-- START OF Source records --

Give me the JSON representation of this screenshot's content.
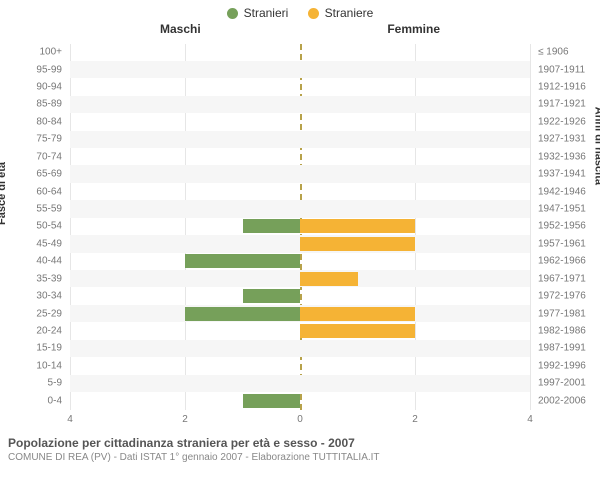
{
  "chart": {
    "type": "population-pyramid",
    "background_color": "#ffffff",
    "row_alt_color": "#f6f6f6",
    "grid_color": "#e6e6e6",
    "center_line_color": "#b7a24a",
    "label_color": "#777777",
    "header_color": "#333333",
    "legend": {
      "items": [
        {
          "label": "Stranieri",
          "color": "#76a05a"
        },
        {
          "label": "Straniere",
          "color": "#f5b335"
        }
      ]
    },
    "column_titles": {
      "left": "Maschi",
      "right": "Femmine"
    },
    "y_axis_left_title": "Fasce di età",
    "y_axis_right_title": "Anni di nascita",
    "x_axis": {
      "max": 4,
      "ticks": [
        4,
        2,
        0,
        2,
        4
      ]
    },
    "left_color": "#76a05a",
    "right_color": "#f5b335",
    "rows": [
      {
        "age": "100+",
        "birth": "≤ 1906",
        "m": 0,
        "f": 0
      },
      {
        "age": "95-99",
        "birth": "1907-1911",
        "m": 0,
        "f": 0
      },
      {
        "age": "90-94",
        "birth": "1912-1916",
        "m": 0,
        "f": 0
      },
      {
        "age": "85-89",
        "birth": "1917-1921",
        "m": 0,
        "f": 0
      },
      {
        "age": "80-84",
        "birth": "1922-1926",
        "m": 0,
        "f": 0
      },
      {
        "age": "75-79",
        "birth": "1927-1931",
        "m": 0,
        "f": 0
      },
      {
        "age": "70-74",
        "birth": "1932-1936",
        "m": 0,
        "f": 0
      },
      {
        "age": "65-69",
        "birth": "1937-1941",
        "m": 0,
        "f": 0
      },
      {
        "age": "60-64",
        "birth": "1942-1946",
        "m": 0,
        "f": 0
      },
      {
        "age": "55-59",
        "birth": "1947-1951",
        "m": 0,
        "f": 0
      },
      {
        "age": "50-54",
        "birth": "1952-1956",
        "m": 1,
        "f": 2
      },
      {
        "age": "45-49",
        "birth": "1957-1961",
        "m": 0,
        "f": 2
      },
      {
        "age": "40-44",
        "birth": "1962-1966",
        "m": 2,
        "f": 0
      },
      {
        "age": "35-39",
        "birth": "1967-1971",
        "m": 0,
        "f": 1
      },
      {
        "age": "30-34",
        "birth": "1972-1976",
        "m": 1,
        "f": 0
      },
      {
        "age": "25-29",
        "birth": "1977-1981",
        "m": 2,
        "f": 2
      },
      {
        "age": "20-24",
        "birth": "1982-1986",
        "m": 0,
        "f": 2
      },
      {
        "age": "15-19",
        "birth": "1987-1991",
        "m": 0,
        "f": 0
      },
      {
        "age": "10-14",
        "birth": "1992-1996",
        "m": 0,
        "f": 0
      },
      {
        "age": "5-9",
        "birth": "1997-2001",
        "m": 0,
        "f": 0
      },
      {
        "age": "0-4",
        "birth": "2002-2006",
        "m": 1,
        "f": 0
      }
    ]
  },
  "footer": {
    "title": "Popolazione per cittadinanza straniera per età e sesso - 2007",
    "subtitle": "COMUNE DI REA (PV) - Dati ISTAT 1° gennaio 2007 - Elaborazione TUTTITALIA.IT"
  }
}
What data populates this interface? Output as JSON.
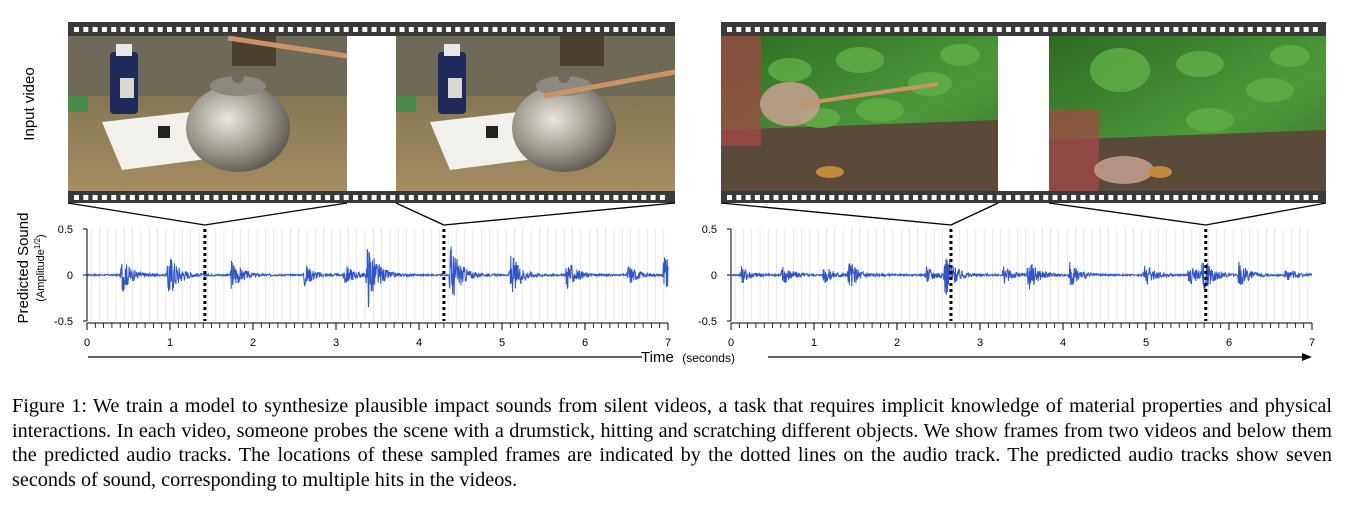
{
  "input_video_label": "Input video",
  "y_axis_title": "Predicted Sound",
  "y_axis_subtitle": "(Amplitude",
  "y_axis_sup": "1/2",
  "y_axis_close": ")",
  "time_label": "Time",
  "time_unit": "(seconds)",
  "frames": [
    {
      "scene": "teapot-on-desk-drumstick",
      "palette": {
        "bg": "#8a7a58",
        "wall": "#9a8e6e",
        "object": "#b8b4aa"
      }
    },
    {
      "scene": "teapot-on-desk-drumstick",
      "palette": {
        "bg": "#8a7a58",
        "wall": "#9a8e6e",
        "object": "#b8b4aa"
      }
    },
    {
      "scene": "foliage-drumstick-hit",
      "palette": {
        "bg": "#3f7a2e",
        "leaf": "#4d9a3a",
        "soil": "#5a4a3a"
      }
    },
    {
      "scene": "foliage-drumstick-hit-blurred",
      "palette": {
        "bg": "#3f7a2e",
        "leaf": "#4d9a3a",
        "soil": "#5a4a3a"
      }
    }
  ],
  "chart_data": [
    {
      "type": "line",
      "title": "",
      "xlabel": "Time (seconds)",
      "ylabel": "Predicted Sound (Amplitude^1/2)",
      "xlim": [
        0,
        7
      ],
      "ylim": [
        -0.5,
        0.5
      ],
      "xticks": [
        "0",
        "1",
        "2",
        "3",
        "4",
        "5",
        "6",
        "7"
      ],
      "yticks": [
        "0.5",
        "0",
        "-0.5"
      ],
      "series_color": "#2e55c9",
      "hits": [
        {
          "t": 0.42,
          "amp": 0.2
        },
        {
          "t": 0.98,
          "amp": 0.28
        },
        {
          "t": 1.74,
          "amp": 0.18
        },
        {
          "t": 2.62,
          "amp": 0.13
        },
        {
          "t": 3.1,
          "amp": 0.12
        },
        {
          "t": 3.38,
          "amp": 0.38
        },
        {
          "t": 4.38,
          "amp": 0.36
        },
        {
          "t": 5.1,
          "amp": 0.26
        },
        {
          "t": 5.78,
          "amp": 0.17
        },
        {
          "t": 6.52,
          "amp": 0.12
        },
        {
          "t": 6.95,
          "amp": 0.24
        }
      ],
      "frame_markers": [
        1.42,
        4.3
      ]
    },
    {
      "type": "line",
      "title": "",
      "xlabel": "Time (seconds)",
      "ylabel": "",
      "xlim": [
        0,
        7
      ],
      "ylim": [
        -0.5,
        0.5
      ],
      "xticks": [
        "0",
        "1",
        "2",
        "3",
        "4",
        "5",
        "6",
        "7"
      ],
      "yticks": [
        "0.5",
        "0",
        "-0.5"
      ],
      "series_color": "#2e55c9",
      "hits": [
        {
          "t": 0.12,
          "amp": 0.1
        },
        {
          "t": 0.62,
          "amp": 0.12
        },
        {
          "t": 1.12,
          "amp": 0.1
        },
        {
          "t": 1.42,
          "amp": 0.16
        },
        {
          "t": 2.35,
          "amp": 0.1
        },
        {
          "t": 2.58,
          "amp": 0.24
        },
        {
          "t": 3.28,
          "amp": 0.1
        },
        {
          "t": 3.58,
          "amp": 0.18
        },
        {
          "t": 4.08,
          "amp": 0.14
        },
        {
          "t": 4.98,
          "amp": 0.14
        },
        {
          "t": 5.52,
          "amp": 0.12
        },
        {
          "t": 5.68,
          "amp": 0.2
        },
        {
          "t": 6.12,
          "amp": 0.14
        },
        {
          "t": 6.68,
          "amp": 0.08
        }
      ],
      "frame_markers": [
        2.65,
        5.72
      ]
    }
  ],
  "caption": {
    "label": "Figure 1:",
    "text": "We train a model to synthesize plausible impact sounds from silent videos, a task that requires implicit knowledge of material properties and physical interactions. In each video, someone probes the scene with a drumstick, hitting and scratching different objects. We show frames from two videos and below them the predicted audio tracks. The locations of these sampled frames are indicated by the dotted lines on the audio track. The predicted audio tracks show seven seconds of sound, corresponding to multiple hits in the videos."
  }
}
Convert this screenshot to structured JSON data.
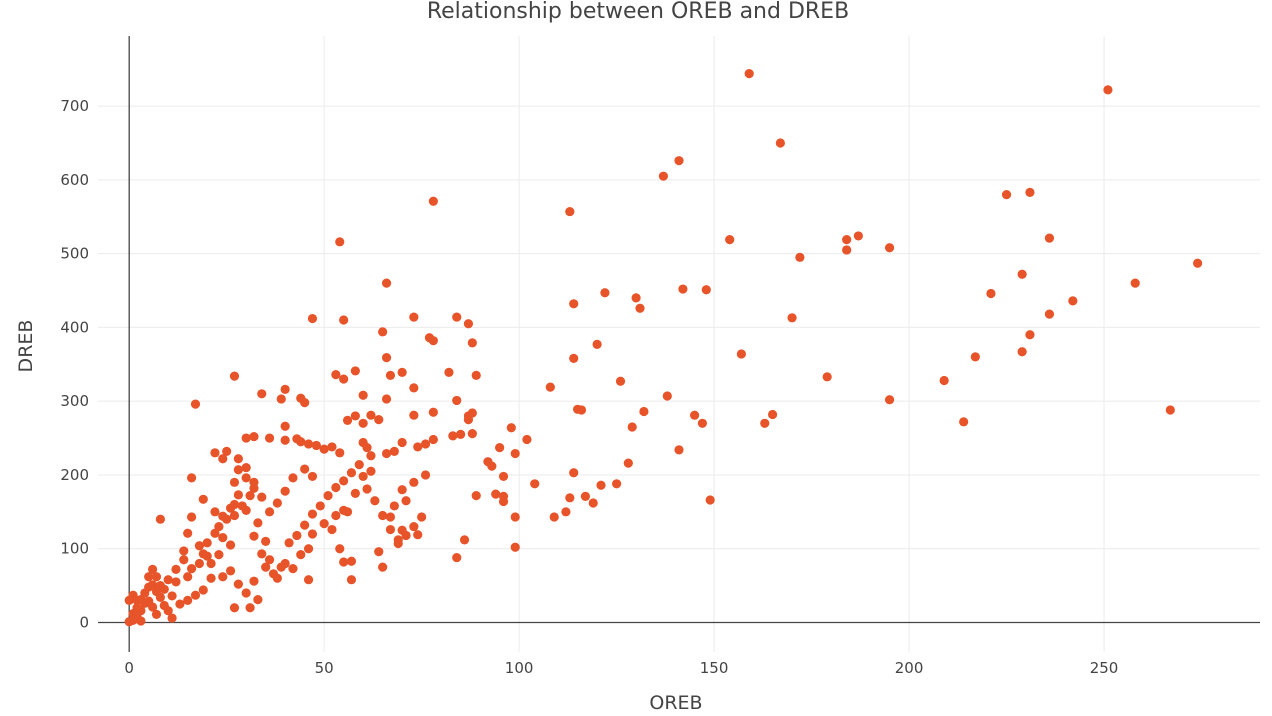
{
  "chart_data": {
    "type": "scatter",
    "title": "Relationship between OREB and DREB",
    "xlabel": "OREB",
    "ylabel": "DREB",
    "xlim": [
      -8,
      290
    ],
    "ylim": [
      -40,
      795
    ],
    "x_ticks": [
      0,
      50,
      100,
      150,
      200,
      250
    ],
    "y_ticks": [
      0,
      100,
      200,
      300,
      400,
      500,
      600,
      700
    ],
    "x_tick_labels": [
      "0",
      "50",
      "100",
      "150",
      "200",
      "250"
    ],
    "y_tick_labels": [
      "0",
      "100",
      "200",
      "300",
      "400",
      "500",
      "600",
      "700"
    ],
    "grid": true,
    "marker_color": "#e8542a",
    "series": [
      {
        "points": [
          [
            159,
            744
          ],
          [
            251,
            722
          ],
          [
            167,
            650
          ],
          [
            141,
            626
          ],
          [
            137,
            605
          ],
          [
            231,
            583
          ],
          [
            225,
            580
          ],
          [
            78,
            571
          ],
          [
            113,
            557
          ],
          [
            184,
            519
          ],
          [
            154,
            519
          ],
          [
            187,
            524
          ],
          [
            236,
            521
          ],
          [
            195,
            508
          ],
          [
            184,
            505
          ],
          [
            54,
            516
          ],
          [
            172,
            495
          ],
          [
            274,
            487
          ],
          [
            229,
            472
          ],
          [
            258,
            460
          ],
          [
            66,
            460
          ],
          [
            142,
            452
          ],
          [
            148,
            451
          ],
          [
            122,
            447
          ],
          [
            221,
            446
          ],
          [
            130,
            440
          ],
          [
            131,
            426
          ],
          [
            242,
            436
          ],
          [
            114,
            432
          ],
          [
            236,
            418
          ],
          [
            170,
            413
          ],
          [
            47,
            412
          ],
          [
            73,
            414
          ],
          [
            84,
            414
          ],
          [
            55,
            410
          ],
          [
            87,
            405
          ],
          [
            231,
            390
          ],
          [
            65,
            394
          ],
          [
            77,
            386
          ],
          [
            78,
            382
          ],
          [
            88,
            379
          ],
          [
            120,
            377
          ],
          [
            157,
            364
          ],
          [
            229,
            367
          ],
          [
            217,
            360
          ],
          [
            114,
            358
          ],
          [
            66,
            359
          ],
          [
            58,
            341
          ],
          [
            70,
            339
          ],
          [
            82,
            339
          ],
          [
            53,
            336
          ],
          [
            67,
            335
          ],
          [
            89,
            335
          ],
          [
            55,
            330
          ],
          [
            27,
            334
          ],
          [
            179,
            333
          ],
          [
            126,
            327
          ],
          [
            209,
            328
          ],
          [
            108,
            319
          ],
          [
            73,
            318
          ],
          [
            40,
            316
          ],
          [
            34,
            310
          ],
          [
            44,
            304
          ],
          [
            39,
            303
          ],
          [
            45,
            298
          ],
          [
            17,
            296
          ],
          [
            60,
            308
          ],
          [
            138,
            307
          ],
          [
            195,
            302
          ],
          [
            84,
            301
          ],
          [
            66,
            303
          ],
          [
            267,
            288
          ],
          [
            115,
            289
          ],
          [
            116,
            288
          ],
          [
            88,
            284
          ],
          [
            78,
            285
          ],
          [
            132,
            286
          ],
          [
            145,
            281
          ],
          [
            165,
            282
          ],
          [
            214,
            272
          ],
          [
            163,
            270
          ],
          [
            147,
            270
          ],
          [
            87,
            280
          ],
          [
            62,
            281
          ],
          [
            58,
            280
          ],
          [
            56,
            274
          ],
          [
            60,
            270
          ],
          [
            64,
            275
          ],
          [
            73,
            281
          ],
          [
            87,
            275
          ],
          [
            98,
            264
          ],
          [
            129,
            265
          ],
          [
            40,
            266
          ],
          [
            36,
            250
          ],
          [
            30,
            250
          ],
          [
            32,
            252
          ],
          [
            43,
            249
          ],
          [
            40,
            247
          ],
          [
            44,
            245
          ],
          [
            46,
            242
          ],
          [
            48,
            240
          ],
          [
            50,
            235
          ],
          [
            52,
            238
          ],
          [
            54,
            230
          ],
          [
            60,
            244
          ],
          [
            61,
            237
          ],
          [
            62,
            226
          ],
          [
            66,
            229
          ],
          [
            68,
            232
          ],
          [
            70,
            244
          ],
          [
            74,
            238
          ],
          [
            76,
            242
          ],
          [
            78,
            248
          ],
          [
            83,
            253
          ],
          [
            85,
            255
          ],
          [
            88,
            256
          ],
          [
            92,
            218
          ],
          [
            95,
            237
          ],
          [
            102,
            248
          ],
          [
            96,
            198
          ],
          [
            93,
            212
          ],
          [
            99,
            229
          ],
          [
            128,
            216
          ],
          [
            141,
            234
          ],
          [
            114,
            203
          ],
          [
            104,
            188
          ],
          [
            121,
            186
          ],
          [
            125,
            188
          ],
          [
            117,
            171
          ],
          [
            113,
            169
          ],
          [
            94,
            174
          ],
          [
            96,
            171
          ],
          [
            96,
            164
          ],
          [
            119,
            162
          ],
          [
            149,
            166
          ],
          [
            109,
            143
          ],
          [
            112,
            150
          ],
          [
            99,
            143
          ],
          [
            99,
            102
          ],
          [
            84,
            88
          ],
          [
            86,
            112
          ],
          [
            89,
            172
          ],
          [
            76,
            200
          ],
          [
            73,
            190
          ],
          [
            70,
            180
          ],
          [
            71,
            165
          ],
          [
            68,
            158
          ],
          [
            67,
            143
          ],
          [
            70,
            125
          ],
          [
            74,
            119
          ],
          [
            69,
            112
          ],
          [
            64,
            96
          ],
          [
            65,
            75
          ],
          [
            57,
            83
          ],
          [
            57,
            58
          ],
          [
            55,
            82
          ],
          [
            54,
            100
          ],
          [
            52,
            126
          ],
          [
            53,
            145
          ],
          [
            55,
            152
          ],
          [
            56,
            150
          ],
          [
            50,
            134
          ],
          [
            47,
            120
          ],
          [
            46,
            100
          ],
          [
            44,
            92
          ],
          [
            46,
            58
          ],
          [
            42,
            73
          ],
          [
            40,
            80
          ],
          [
            38,
            60
          ],
          [
            36,
            85
          ],
          [
            34,
            93
          ],
          [
            35,
            110
          ],
          [
            32,
            117
          ],
          [
            33,
            135
          ],
          [
            30,
            152
          ],
          [
            31,
            172
          ],
          [
            32,
            190
          ],
          [
            30,
            210
          ],
          [
            28,
            222
          ],
          [
            25,
            232
          ],
          [
            22,
            230
          ],
          [
            24,
            222
          ],
          [
            27,
            190
          ],
          [
            28,
            173
          ],
          [
            29,
            158
          ],
          [
            27,
            145
          ],
          [
            25,
            140
          ],
          [
            23,
            130
          ],
          [
            22,
            121
          ],
          [
            20,
            108
          ],
          [
            18,
            104
          ],
          [
            19,
            93
          ],
          [
            18,
            80
          ],
          [
            16,
            73
          ],
          [
            15,
            62
          ],
          [
            12,
            55
          ],
          [
            10,
            58
          ],
          [
            8,
            50
          ],
          [
            7,
            62
          ],
          [
            6,
            72
          ],
          [
            5,
            62
          ],
          [
            6,
            51
          ],
          [
            7,
            42
          ],
          [
            8,
            34
          ],
          [
            9,
            23
          ],
          [
            10,
            16
          ],
          [
            11,
            6
          ],
          [
            4,
            26
          ],
          [
            3,
            16
          ],
          [
            2,
            8
          ],
          [
            1,
            3
          ],
          [
            0,
            1
          ],
          [
            1,
            12
          ],
          [
            2,
            20
          ],
          [
            3,
            31
          ],
          [
            4,
            40
          ],
          [
            5,
            48
          ],
          [
            5,
            29
          ],
          [
            6,
            21
          ],
          [
            7,
            11
          ],
          [
            3,
            2
          ],
          [
            2,
            30
          ],
          [
            1,
            37
          ],
          [
            0,
            30
          ],
          [
            8,
            140
          ],
          [
            14,
            97
          ],
          [
            15,
            121
          ],
          [
            16,
            143
          ],
          [
            16,
            196
          ],
          [
            19,
            167
          ],
          [
            22,
            150
          ],
          [
            21,
            80
          ],
          [
            20,
            90
          ],
          [
            24,
            115
          ],
          [
            26,
            105
          ],
          [
            24,
            62
          ],
          [
            26,
            70
          ],
          [
            28,
            52
          ],
          [
            27,
            20
          ],
          [
            31,
            20
          ],
          [
            33,
            31
          ],
          [
            30,
            40
          ],
          [
            32,
            56
          ],
          [
            35,
            75
          ],
          [
            37,
            66
          ],
          [
            39,
            75
          ],
          [
            41,
            108
          ],
          [
            43,
            118
          ],
          [
            45,
            132
          ],
          [
            47,
            147
          ],
          [
            49,
            158
          ],
          [
            51,
            172
          ],
          [
            53,
            183
          ],
          [
            55,
            192
          ],
          [
            57,
            203
          ],
          [
            59,
            214
          ],
          [
            61,
            181
          ],
          [
            63,
            165
          ],
          [
            65,
            145
          ],
          [
            67,
            126
          ],
          [
            69,
            107
          ],
          [
            71,
            118
          ],
          [
            73,
            130
          ],
          [
            75,
            143
          ],
          [
            58,
            175
          ],
          [
            60,
            198
          ],
          [
            62,
            205
          ],
          [
            47,
            198
          ],
          [
            45,
            208
          ],
          [
            42,
            196
          ],
          [
            40,
            178
          ],
          [
            38,
            162
          ],
          [
            36,
            150
          ],
          [
            34,
            170
          ],
          [
            32,
            182
          ],
          [
            30,
            196
          ],
          [
            28,
            207
          ],
          [
            27,
            160
          ],
          [
            26,
            155
          ],
          [
            24,
            144
          ],
          [
            23,
            92
          ],
          [
            21,
            60
          ],
          [
            19,
            44
          ],
          [
            17,
            37
          ],
          [
            15,
            30
          ],
          [
            13,
            25
          ],
          [
            11,
            36
          ],
          [
            9,
            45
          ],
          [
            12,
            72
          ],
          [
            14,
            85
          ]
        ]
      }
    ]
  }
}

-- END OF Source records --

(Problem requirements):
Locate the word "JSON" in the records above, and return each line that has it.

(Complete response):
Give me the JSON representation of this screenshot's content.
What data populates this interface? Output as JSON.
Convert this screenshot to structured JSON data.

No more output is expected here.